-------- RECORDS FOR PROCESSING --------
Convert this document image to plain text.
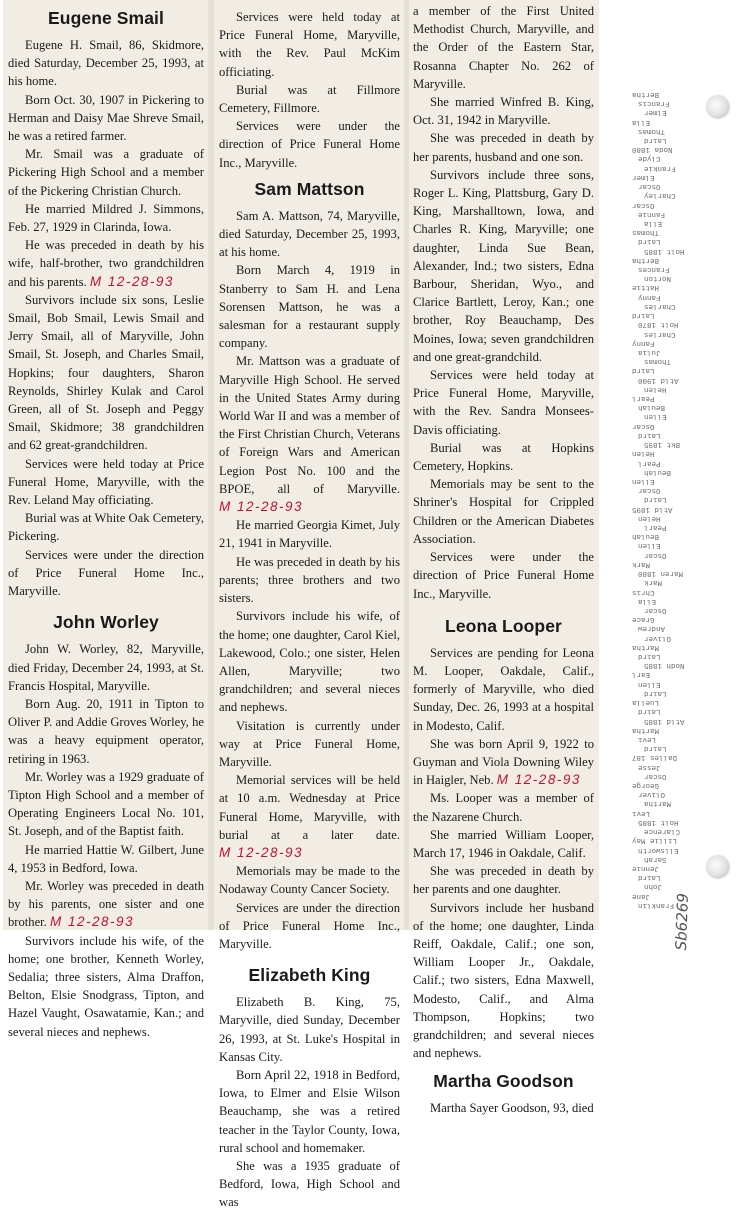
Eugene Smail

Eugene H. Smail, 86, Skidmore, died Saturday, December 25, 1993, at his home.

Born Oct. 30, 1907 in Pickering to Herman and Daisy Mae Shreve Smail, he was a retired farmer.

Mr. Smail was a graduate of Pickering High School and a member of the Pickering Christian Church.

He married Mildred J. Simmons, Feb. 27, 1929 in Clarinda, Iowa.

He was preceded in death by his wife, half-brother, two grandchildren and his parents. M 12-28-93

Survivors include six sons, Leslie Smail, Bob Smail, Lewis Smail and Jerry Smail, all of Maryville, John Smail, St. Joseph, and Charles Smail, Hopkins; four daughters, Sharon Reynolds, Shirley Kulak and Carol Green, all of St. Joseph and Peggy Smail, Skidmore; 38 grandchildren and 62 great-grandchildren.

Services were held today at Price Funeral Home, Maryville, with the Rev. Leland May officiating.

Burial was at White Oak Cemetery, Pickering.

Services were under the direction of Price Funeral Home Inc., Maryville.

John Worley

John W. Worley, 82, Maryville, died Friday, December 24, 1993, at St. Francis Hospital, Maryville.

Born Aug. 20, 1911 in Tipton to Oliver P. and Addie Groves Worley, he was a heavy equipment operator, retiring in 1963.

Mr. Worley was a 1929 graduate of Tipton High School and a member of Operating Engineers Local No. 101, St. Joseph, and of the Baptist faith.

He married Hattie W. Gilbert, June 4, 1953 in Bedford, Iowa.

Mr. Worley was preceded in death by his parents, one sister and one brother. M 12-28-93

Survivors include his wife, of the home; one brother, Kenneth Worley, Sedalia; three sisters, Alma Draffon, Belton, Elsie Snodgrass, Tipton, and Hazel Vaught, Osawatamie, Kan.; and several nieces and nephews.

Services were held today at Price Funeral Home, Maryville, with the Rev. Paul McKim officiating.

Burial was at Fillmore Cemetery, Fillmore.

Services were under the direction of Price Funeral Home Inc., Maryville.

Sam Mattson

Sam A. Mattson, 74, Maryville, died Saturday, December 25, 1993, at his home.

Born March 4, 1919 in Stanberry to Sam H. and Lena Sorensen Mattson, he was a salesman for a restaurant supply company.

Mr. Mattson was a graduate of Maryville High School. He served in the United States Army during World War II and was a member of the First Christian Church, Veterans of Foreign Wars and American Legion Post No. 100 and the BPOE, all of Maryville. M 12-28-93

He married Georgia Kimet, July 21, 1941 in Maryville.

He was preceded in death by his parents; three brothers and two sisters.

Survivors include his wife, of the home; one daughter, Carol Kiel, Lakewood, Colo.; one sister, Helen Allen, Maryville; two grandchildren; and several nieces and nephews.

Visitation is currently under way at Price Funeral Home, Maryville.

Memorial services will be held at 10 a.m. Wednesday at Price Funeral Home, Maryville, with burial at a later date. M 12-28-93

Memorials may be made to the Nodaway County Cancer Society.

Services are under the direction of Price Funeral Home Inc., Maryville.

Elizabeth King

Elizabeth B. King, 75, Maryville, died Sunday, December 26, 1993, at St. Luke's Hospital in Kansas City.

Born April 22, 1918 in Bedford, Iowa, to Elmer and Elsie Wilson Beauchamp, she was a retired teacher in the Taylor County, Iowa, rural school and homemaker.

She was a 1935 graduate of Bedford, Iowa, High School and was

a member of the First United Methodist Church, Maryville, and the Order of the Eastern Star, Rosanna Chapter No. 262 of Maryville.

She married Winfred B. King, Oct. 31, 1942 in Maryville.

She was preceded in death by her parents, husband and one son.

Survivors include three sons, Roger L. King, Plattsburg, Gary D. King, Marshalltown, Iowa, and Charles R. King, Maryville; one daughter, Linda Sue Bean, Alexander, Ind.; two sisters, Edna Barbour, Sheridan, Wyo., and Clarice Bartlett, Leroy, Kan.; one brother, Roy Beauchamp, Des Moines, Iowa; seven grandchildren and one great-grandchild.

Services were held today at Price Funeral Home, Maryville, with the Rev. Sandra Monsees-Davis officiating.

Burial was at Hopkins Cemetery, Hopkins.

Memorials may be sent to the Shriner's Hospital for Crippled Children or the American Diabetes Association.

Services were under the direction of Price Funeral Home Inc., Maryville.

Leona Looper

Services are pending for Leona M. Looper, Oakdale, Calif., formerly of Maryville, who died Sunday, Dec. 26, 1993 at a hospital in Modesto, Calif.

She was born April 9, 1922 to Guyman and Viola Downing Wiley in Haigler, Neb. M 12-28-93

Ms. Looper was a member of the Nazarene Church.

She married William Looper, March 17, 1946 in Oakdale, Calif.

She was preceded in death by her parents and one daughter.

Survivors include her husband of the home; one daughter, Linda Reiff, Oakdale, Calif.; one son, William Looper Jr., Oakdale, Calif.; two sisters, Edna Maxwell, Modesto, Calif., and Alma Thompson, Hopkins; two grandchildren; and several nieces and nephews.

Martha Goodson

Martha Sayer Goodson, 93, died

Bertha
Francis
Elmer
Ella
Thomas
Laird
Noda 1880
Clyde
Frankie
Elmer
Oscar
Charley
Oscar
Fannie
Ella
Thomas
Laird
Holt 1885
Bertha
Frances
Norton
Hattie
Fanny
Charles
Laird
Holt 1870
Charles
Fanny
Julia
Thomas
Laird
Atld 1900
Helen
Pearl
Beulah
Ellen
Oscar
Laird
Bkt 1895
Helen
Pearl
Beulah
Ellen
Oscar
Laird
Atld 1895
Helen
Pearl
Beulah
Ellen
Oscar
Mark
Maren 1880
Mark
Chris
Ella
Oscar
Grace
Andrew
Oliver
Martha
Laird
Nodh 1885
Earl
Ellen
Laird
Luella
Laird
Atld 1885
Martha
Levi
Laird
Dalles 187
Jesse
Oscar
George
Oliver
Martha
Levi
Holt 1885
Clarence
Lillie May
Ellsworth
Sarah
Jennie
Laird
John
Jane
Franklin
Sb6269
--------
WRITTEN REQUEST: Search the records for the word "United" and copy every line where it occurs.

OUTPUT OF THE TASK:
Mr. Mattson was a graduate of Maryville High School. He served in the United States Army during World War II and was a member of the First Christian Church, Veterans of Foreign Wars and American Legion Post No. 100 and the BPOE, all of Maryville. M 12-28-93
a member of the First United Methodist Church, Maryville, and the Order of the Eastern Star, Rosanna Chapter No. 262 of Maryville.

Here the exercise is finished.